Exercise: Take every line from the material that has the word "signal" in it.

Dataset:
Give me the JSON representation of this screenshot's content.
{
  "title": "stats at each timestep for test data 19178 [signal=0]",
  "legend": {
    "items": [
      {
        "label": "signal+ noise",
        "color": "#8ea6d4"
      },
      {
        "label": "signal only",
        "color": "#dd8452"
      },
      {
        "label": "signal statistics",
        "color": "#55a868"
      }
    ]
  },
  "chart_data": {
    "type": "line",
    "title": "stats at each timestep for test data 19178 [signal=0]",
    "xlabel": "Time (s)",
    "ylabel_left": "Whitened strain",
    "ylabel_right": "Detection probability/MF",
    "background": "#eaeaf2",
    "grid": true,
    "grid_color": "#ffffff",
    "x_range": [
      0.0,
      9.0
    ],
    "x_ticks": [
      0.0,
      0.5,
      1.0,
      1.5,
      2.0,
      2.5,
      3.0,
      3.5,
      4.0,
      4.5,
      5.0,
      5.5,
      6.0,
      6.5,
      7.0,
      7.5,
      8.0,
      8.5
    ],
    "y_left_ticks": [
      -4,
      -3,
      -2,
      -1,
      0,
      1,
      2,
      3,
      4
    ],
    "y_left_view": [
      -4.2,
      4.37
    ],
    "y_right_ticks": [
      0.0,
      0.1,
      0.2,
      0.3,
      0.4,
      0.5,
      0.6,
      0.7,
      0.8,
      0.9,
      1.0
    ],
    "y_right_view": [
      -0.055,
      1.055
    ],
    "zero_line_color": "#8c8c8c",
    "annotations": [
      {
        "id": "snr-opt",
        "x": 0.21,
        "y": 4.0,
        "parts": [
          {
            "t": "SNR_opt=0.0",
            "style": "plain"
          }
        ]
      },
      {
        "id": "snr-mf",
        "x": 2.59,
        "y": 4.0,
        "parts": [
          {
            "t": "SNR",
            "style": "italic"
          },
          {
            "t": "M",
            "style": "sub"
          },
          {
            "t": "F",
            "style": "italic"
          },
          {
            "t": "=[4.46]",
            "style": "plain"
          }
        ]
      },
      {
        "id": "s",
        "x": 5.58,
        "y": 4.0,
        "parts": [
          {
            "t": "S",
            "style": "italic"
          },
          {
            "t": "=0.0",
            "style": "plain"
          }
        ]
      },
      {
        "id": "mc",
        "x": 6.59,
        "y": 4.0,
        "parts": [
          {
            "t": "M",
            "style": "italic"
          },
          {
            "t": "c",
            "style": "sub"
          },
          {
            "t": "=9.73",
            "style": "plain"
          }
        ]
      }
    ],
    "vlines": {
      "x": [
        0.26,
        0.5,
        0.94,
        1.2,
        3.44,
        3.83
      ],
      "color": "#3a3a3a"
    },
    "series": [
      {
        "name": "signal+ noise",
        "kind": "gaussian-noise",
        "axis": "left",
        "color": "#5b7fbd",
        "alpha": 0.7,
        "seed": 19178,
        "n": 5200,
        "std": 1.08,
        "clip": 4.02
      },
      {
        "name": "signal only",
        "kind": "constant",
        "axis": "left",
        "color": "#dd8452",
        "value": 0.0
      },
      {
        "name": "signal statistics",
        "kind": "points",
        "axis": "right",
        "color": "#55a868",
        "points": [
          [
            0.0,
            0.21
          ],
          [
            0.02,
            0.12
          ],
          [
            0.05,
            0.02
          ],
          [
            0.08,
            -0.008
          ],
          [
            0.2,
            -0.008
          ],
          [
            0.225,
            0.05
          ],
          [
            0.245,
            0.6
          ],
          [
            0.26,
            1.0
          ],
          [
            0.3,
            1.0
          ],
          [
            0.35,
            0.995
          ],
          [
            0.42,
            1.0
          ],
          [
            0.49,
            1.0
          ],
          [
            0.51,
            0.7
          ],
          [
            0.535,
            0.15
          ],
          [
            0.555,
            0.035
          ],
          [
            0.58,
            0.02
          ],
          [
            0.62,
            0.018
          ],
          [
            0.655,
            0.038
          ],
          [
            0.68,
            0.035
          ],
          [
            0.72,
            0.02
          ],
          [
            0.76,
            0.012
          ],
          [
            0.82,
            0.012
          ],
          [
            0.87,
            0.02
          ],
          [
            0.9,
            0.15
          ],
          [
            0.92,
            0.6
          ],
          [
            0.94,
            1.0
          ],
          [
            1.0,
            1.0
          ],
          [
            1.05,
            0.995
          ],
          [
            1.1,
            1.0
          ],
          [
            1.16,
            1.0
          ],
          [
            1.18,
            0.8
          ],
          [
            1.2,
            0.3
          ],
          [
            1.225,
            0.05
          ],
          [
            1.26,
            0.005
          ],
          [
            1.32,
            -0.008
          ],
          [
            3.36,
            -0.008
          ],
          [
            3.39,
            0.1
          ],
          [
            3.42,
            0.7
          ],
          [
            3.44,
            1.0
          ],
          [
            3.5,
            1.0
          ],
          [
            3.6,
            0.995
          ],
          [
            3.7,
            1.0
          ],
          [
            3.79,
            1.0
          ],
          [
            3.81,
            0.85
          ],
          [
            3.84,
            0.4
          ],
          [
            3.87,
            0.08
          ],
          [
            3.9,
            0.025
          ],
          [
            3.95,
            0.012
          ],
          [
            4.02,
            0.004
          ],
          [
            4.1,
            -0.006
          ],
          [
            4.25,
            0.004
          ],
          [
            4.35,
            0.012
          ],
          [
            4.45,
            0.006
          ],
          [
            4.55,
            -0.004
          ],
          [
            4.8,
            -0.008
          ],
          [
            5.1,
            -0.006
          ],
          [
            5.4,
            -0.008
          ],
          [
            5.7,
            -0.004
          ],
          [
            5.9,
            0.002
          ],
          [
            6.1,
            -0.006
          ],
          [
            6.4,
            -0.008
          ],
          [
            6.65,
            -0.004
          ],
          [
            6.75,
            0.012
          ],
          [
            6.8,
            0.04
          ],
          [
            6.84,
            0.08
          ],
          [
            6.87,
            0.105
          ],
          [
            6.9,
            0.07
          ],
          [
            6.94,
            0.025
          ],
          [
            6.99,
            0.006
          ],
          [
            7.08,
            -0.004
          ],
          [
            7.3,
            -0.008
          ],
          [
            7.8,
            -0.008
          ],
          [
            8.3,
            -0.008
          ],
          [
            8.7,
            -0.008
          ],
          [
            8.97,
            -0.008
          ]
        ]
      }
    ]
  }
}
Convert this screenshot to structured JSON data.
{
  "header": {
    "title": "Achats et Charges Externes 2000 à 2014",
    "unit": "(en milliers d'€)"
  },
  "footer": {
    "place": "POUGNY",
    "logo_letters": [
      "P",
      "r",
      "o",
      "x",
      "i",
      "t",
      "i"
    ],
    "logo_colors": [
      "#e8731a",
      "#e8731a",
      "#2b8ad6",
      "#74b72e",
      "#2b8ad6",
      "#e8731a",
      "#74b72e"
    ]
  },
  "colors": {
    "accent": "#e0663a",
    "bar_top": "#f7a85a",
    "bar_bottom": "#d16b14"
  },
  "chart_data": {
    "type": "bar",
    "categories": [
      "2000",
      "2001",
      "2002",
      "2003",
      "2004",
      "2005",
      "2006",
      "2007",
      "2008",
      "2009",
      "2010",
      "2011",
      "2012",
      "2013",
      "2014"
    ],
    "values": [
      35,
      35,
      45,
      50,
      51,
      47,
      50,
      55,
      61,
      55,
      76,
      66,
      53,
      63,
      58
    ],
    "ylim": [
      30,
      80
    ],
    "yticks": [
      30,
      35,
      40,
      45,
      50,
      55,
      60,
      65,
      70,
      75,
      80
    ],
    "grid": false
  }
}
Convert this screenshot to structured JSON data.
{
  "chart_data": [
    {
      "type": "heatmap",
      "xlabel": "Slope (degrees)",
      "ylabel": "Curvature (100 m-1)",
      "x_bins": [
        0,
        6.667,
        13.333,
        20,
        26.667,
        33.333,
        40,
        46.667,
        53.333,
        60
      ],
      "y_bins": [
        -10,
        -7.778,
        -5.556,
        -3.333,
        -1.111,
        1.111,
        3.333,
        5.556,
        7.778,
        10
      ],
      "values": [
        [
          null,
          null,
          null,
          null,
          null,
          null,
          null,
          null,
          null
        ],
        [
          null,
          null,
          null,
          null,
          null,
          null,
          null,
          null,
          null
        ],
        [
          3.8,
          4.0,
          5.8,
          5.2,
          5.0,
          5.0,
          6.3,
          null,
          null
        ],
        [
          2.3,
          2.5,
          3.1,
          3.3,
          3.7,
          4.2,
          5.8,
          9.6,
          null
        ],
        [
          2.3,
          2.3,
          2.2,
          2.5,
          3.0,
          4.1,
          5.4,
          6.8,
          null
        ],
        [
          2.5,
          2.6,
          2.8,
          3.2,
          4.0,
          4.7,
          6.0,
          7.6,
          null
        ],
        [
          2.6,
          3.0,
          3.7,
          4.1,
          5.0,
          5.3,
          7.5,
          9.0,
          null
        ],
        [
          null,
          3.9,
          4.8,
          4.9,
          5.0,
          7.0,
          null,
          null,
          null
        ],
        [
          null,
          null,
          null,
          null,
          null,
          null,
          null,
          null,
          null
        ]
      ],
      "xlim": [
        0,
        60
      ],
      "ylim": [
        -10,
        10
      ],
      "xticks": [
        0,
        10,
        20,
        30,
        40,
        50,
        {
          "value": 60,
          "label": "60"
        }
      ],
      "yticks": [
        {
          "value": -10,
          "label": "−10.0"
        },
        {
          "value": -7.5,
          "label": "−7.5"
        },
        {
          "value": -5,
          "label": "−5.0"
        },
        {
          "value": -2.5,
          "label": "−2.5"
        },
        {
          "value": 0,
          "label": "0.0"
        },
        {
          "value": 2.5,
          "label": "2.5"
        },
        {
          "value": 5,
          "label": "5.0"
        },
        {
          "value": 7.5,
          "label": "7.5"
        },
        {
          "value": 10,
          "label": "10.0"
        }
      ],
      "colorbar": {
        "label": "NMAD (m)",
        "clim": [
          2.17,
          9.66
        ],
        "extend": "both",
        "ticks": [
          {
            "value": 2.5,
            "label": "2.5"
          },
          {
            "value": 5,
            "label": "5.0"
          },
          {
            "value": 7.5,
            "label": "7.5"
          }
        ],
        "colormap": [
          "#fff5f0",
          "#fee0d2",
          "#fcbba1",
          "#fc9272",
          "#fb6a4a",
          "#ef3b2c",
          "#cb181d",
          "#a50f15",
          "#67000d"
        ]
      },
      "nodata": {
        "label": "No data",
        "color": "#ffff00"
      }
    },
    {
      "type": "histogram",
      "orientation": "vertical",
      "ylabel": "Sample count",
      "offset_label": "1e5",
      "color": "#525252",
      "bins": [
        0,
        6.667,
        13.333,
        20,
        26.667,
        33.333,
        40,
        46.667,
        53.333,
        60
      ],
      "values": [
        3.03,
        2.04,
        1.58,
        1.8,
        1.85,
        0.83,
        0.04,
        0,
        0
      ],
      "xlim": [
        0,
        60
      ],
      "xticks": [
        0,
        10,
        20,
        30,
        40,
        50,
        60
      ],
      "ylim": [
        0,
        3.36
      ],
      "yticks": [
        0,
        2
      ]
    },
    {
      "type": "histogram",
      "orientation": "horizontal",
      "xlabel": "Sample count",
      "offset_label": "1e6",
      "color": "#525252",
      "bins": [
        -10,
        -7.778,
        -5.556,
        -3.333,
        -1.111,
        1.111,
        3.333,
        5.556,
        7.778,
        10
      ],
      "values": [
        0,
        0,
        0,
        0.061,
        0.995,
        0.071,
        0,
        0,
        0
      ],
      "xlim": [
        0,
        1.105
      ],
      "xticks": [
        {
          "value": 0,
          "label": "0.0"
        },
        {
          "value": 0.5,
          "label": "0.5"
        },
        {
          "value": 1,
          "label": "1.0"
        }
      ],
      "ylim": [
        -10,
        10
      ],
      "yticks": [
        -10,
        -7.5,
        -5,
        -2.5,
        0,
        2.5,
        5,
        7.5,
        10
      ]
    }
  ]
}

Solution to this task:
  "title": "stats at each timestep for test data 19178 [signal=0]",
        "label": "signal+ noise",
        "label": "signal only",
        "label": "signal statistics",
    "title": "stats at each timestep for test data 19178 [signal=0]",
        "name": "signal+ noise",
        "name": "signal only",
        "name": "signal statistics",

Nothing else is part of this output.